[Stored items]
╭──

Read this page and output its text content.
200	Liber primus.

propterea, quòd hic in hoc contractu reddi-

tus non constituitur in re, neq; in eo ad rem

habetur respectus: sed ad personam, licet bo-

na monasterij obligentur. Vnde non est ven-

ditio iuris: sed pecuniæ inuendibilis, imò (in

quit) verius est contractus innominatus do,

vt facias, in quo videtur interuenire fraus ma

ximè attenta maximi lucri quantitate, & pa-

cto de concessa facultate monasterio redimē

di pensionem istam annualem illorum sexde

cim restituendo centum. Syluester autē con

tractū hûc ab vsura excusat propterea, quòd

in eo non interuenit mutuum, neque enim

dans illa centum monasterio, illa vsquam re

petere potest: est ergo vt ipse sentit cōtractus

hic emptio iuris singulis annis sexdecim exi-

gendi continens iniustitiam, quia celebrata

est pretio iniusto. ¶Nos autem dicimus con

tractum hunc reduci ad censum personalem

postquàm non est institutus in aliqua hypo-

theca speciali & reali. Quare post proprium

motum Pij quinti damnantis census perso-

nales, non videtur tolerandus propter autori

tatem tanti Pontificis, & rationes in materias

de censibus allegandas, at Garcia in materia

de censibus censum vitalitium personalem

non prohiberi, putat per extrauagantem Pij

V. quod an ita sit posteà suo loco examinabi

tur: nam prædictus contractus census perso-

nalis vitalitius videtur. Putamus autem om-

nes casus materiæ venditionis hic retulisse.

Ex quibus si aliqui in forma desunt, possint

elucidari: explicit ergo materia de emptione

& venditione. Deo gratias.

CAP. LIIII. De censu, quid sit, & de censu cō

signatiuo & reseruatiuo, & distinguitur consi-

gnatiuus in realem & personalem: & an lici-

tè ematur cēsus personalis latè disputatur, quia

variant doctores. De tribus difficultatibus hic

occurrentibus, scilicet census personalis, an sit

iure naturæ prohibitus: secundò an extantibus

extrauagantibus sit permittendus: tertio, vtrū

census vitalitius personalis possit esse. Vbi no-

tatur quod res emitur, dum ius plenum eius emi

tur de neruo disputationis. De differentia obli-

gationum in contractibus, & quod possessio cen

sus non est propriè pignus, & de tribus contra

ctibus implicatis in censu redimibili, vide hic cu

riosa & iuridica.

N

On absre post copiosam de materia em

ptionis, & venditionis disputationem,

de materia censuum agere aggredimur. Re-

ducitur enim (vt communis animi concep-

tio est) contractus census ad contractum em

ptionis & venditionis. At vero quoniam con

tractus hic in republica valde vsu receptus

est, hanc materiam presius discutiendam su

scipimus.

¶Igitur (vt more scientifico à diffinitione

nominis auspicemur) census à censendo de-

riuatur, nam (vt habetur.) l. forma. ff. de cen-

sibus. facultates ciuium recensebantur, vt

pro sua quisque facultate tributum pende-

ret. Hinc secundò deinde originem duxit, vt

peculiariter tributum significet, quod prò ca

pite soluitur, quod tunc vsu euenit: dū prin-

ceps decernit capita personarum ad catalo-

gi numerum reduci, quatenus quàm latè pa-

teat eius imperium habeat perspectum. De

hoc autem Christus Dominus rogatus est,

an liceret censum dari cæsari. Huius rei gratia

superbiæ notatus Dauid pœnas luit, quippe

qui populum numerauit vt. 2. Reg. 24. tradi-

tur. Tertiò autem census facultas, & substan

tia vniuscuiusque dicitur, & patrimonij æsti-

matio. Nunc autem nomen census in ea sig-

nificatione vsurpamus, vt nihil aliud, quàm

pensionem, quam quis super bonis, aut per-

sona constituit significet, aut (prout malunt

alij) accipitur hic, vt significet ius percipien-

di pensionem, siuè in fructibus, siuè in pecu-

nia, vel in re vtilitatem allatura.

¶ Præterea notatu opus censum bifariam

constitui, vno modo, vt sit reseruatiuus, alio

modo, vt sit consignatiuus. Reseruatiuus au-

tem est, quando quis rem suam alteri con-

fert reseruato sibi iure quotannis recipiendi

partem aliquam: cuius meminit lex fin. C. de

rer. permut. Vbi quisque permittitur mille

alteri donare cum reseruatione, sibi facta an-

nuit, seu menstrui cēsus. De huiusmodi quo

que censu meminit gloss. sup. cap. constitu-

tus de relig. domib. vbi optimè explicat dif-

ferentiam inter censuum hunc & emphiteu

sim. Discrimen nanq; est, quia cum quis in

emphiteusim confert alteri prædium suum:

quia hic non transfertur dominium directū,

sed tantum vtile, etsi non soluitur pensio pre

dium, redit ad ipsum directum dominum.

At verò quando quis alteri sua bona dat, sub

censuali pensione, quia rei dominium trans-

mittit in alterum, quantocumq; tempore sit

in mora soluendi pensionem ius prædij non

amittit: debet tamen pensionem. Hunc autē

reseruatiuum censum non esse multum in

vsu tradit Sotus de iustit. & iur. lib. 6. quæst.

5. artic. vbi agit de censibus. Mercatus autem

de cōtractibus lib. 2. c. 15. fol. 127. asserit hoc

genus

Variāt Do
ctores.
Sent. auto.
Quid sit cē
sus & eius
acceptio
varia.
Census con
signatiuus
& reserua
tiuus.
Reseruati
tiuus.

╰──

## PROBLEM DETAILS
Repeat the records above exactly, leaving none out.

## SOLVED EXERCISE
Read this page and output its text content.
200	Liber primus.

propterea, quòd hic in hoc contractu reddi-

tus non constituitur in re, neq; in eo ad rem

habetur respectus: sed ad personam, licet bo-

na monasterij obligentur. Vnde non est ven-

ditio iuris: sed pecuniæ inuendibilis, imò (in

quit) verius est contractus innominatus do,

vt facias, in quo videtur interuenire fraus ma

ximè attenta maximi lucri quantitate, & pa-

cto de concessa facultate monasterio redimē

di pensionem istam annualem illorum sexde

cim restituendo centum. Syluester autē con

tractū hûc ab vsura excusat propterea, quòd

in eo non interuenit mutuum, neque enim

dans illa centum monasterio, illa vsquam re

petere potest: est ergo vt ipse sentit cōtractus

hic emptio iuris singulis annis sexdecim exi-

gendi continens iniustitiam, quia celebrata

est pretio iniusto. ¶Nos autem dicimus con

tractum hunc reduci ad censum personalem

postquàm non est institutus in aliqua hypo-

theca speciali & reali. Quare post proprium

motum Pij quinti damnantis census perso-

nales, non videtur tolerandus propter autori

tatem tanti Pontificis, & rationes in materias

de censibus allegandas, at Garcia in materia

de censibus censum vitalitium personalem

non prohiberi, putat per extrauagantem Pij

V. quod an ita sit posteà suo loco examinabi

tur: nam prædictus contractus census perso-

nalis vitalitius videtur. Putamus autem om-

nes casus materiæ venditionis hic retulisse.

Ex quibus si aliqui in forma desunt, possint

elucidari: explicit ergo materia de emptione

& venditione. Deo gratias.

CAP. LIIII. De censu, quid sit, & de censu cō

signatiuo & reseruatiuo, & distinguitur consi-

gnatiuus in realem & personalem: & an lici-

tè ematur cēsus personalis latè disputatur, quia

variant doctores. De tribus difficultatibus hic

occurrentibus, scilicet census personalis, an sit

iure naturæ prohibitus: secundò an extantibus

extrauagantibus sit permittendus: tertio, vtrū

census vitalitius personalis possit esse. Vbi no-

tatur quod res emitur, dum ius plenum eius emi

tur de neruo disputationis. De differentia obli-

gationum in contractibus, & quod possessio cen

sus non est propriè pignus, & de tribus contra

ctibus implicatis in censu redimibili, vide hic cu

riosa & iuridica.

N

On absre post copiosam de materia em

ptionis, & venditionis disputationem,

de materia censuum agere aggredimur. Re-

ducitur enim (vt communis animi concep-

tio est) contractus census ad contractum em

ptionis & venditionis. At vero quoniam con

tractus hic in republica valde vsu receptus

est, hanc materiam presius discutiendam su

scipimus.

¶Igitur (vt more scientifico à diffinitione

nominis auspicemur) census à censendo de-

riuatur, nam (vt habetur.) l. forma. ff. de cen-

sibus. facultates ciuium recensebantur, vt

pro sua quisque facultate tributum pende-

ret. Hinc secundò deinde originem duxit, vt

peculiariter tributum significet, quod prò ca

pite soluitur, quod tunc vsu euenit: dū prin-

ceps decernit capita personarum ad catalo-

gi numerum reduci, quatenus quàm latè pa-

teat eius imperium habeat perspectum. De

hoc autem Christus Dominus rogatus est,

an liceret censum dari cæsari. Huius rei gratia

superbiæ notatus Dauid pœnas luit, quippe

qui populum numerauit vt. 2. Reg. 24. tradi-

tur. Tertiò autem census facultas, & substan

tia vniuscuiusque dicitur, & patrimonij æsti-

matio. Nunc autem nomen census in ea sig-

nificatione vsurpamus, vt nihil aliud, quàm

pensionem, quam quis super bonis, aut per-

sona constituit significet, aut (prout malunt

alij) accipitur hic, vt significet ius percipien-

di pensionem, siuè in fructibus, siuè in pecu-

nia, vel in re vtilitatem allatura.

¶ Præterea notatu opus censum bifariam

constitui, vno modo, vt sit reseruatiuus, alio

modo, vt sit consignatiuus. Reseruatiuus au-

tem est, quando quis rem suam alteri con-

fert reseruato sibi iure quotannis recipiendi

partem aliquam: cuius meminit lex fin. C. de

rer. permut. Vbi quisque permittitur mille

alteri donare cum reseruatione, sibi facta an-

nuit, seu menstrui cēsus. De huiusmodi quo

que censu meminit gloss. sup. cap. constitu-

tus de relig. domib. vbi optimè explicat dif-

ferentiam inter censuum hunc & emphiteu

sim. Discrimen nanq; est, quia cum quis in

emphiteusim confert alteri prædium suum:

quia hic non transfertur dominium directū,

sed tantum vtile, etsi non soluitur pensio pre

dium, redit ad ipsum directum dominum.

At verò quando quis alteri sua bona dat, sub

censuali pensione, quia rei dominium trans-

mittit in alterum, quantocumq; tempore sit

in mora soluendi pensionem ius prædij non

amittit: debet tamen pensionem. Hunc autē

reseruatiuum censum non esse multum in

vsu tradit Sotus de iustit. & iur. lib. 6. quæst.

5. artic. vbi agit de censibus. Mercatus autem

de cōtractibus lib. 2. c. 15. fol. 127. asserit hoc

genus

Variāt Do
ctores.
Sent. auto.
Quid sit cē
sus & eius
acceptio
varia.
Census con
signatiuus
& reserua
tiuus.
Reseruati
tiuus.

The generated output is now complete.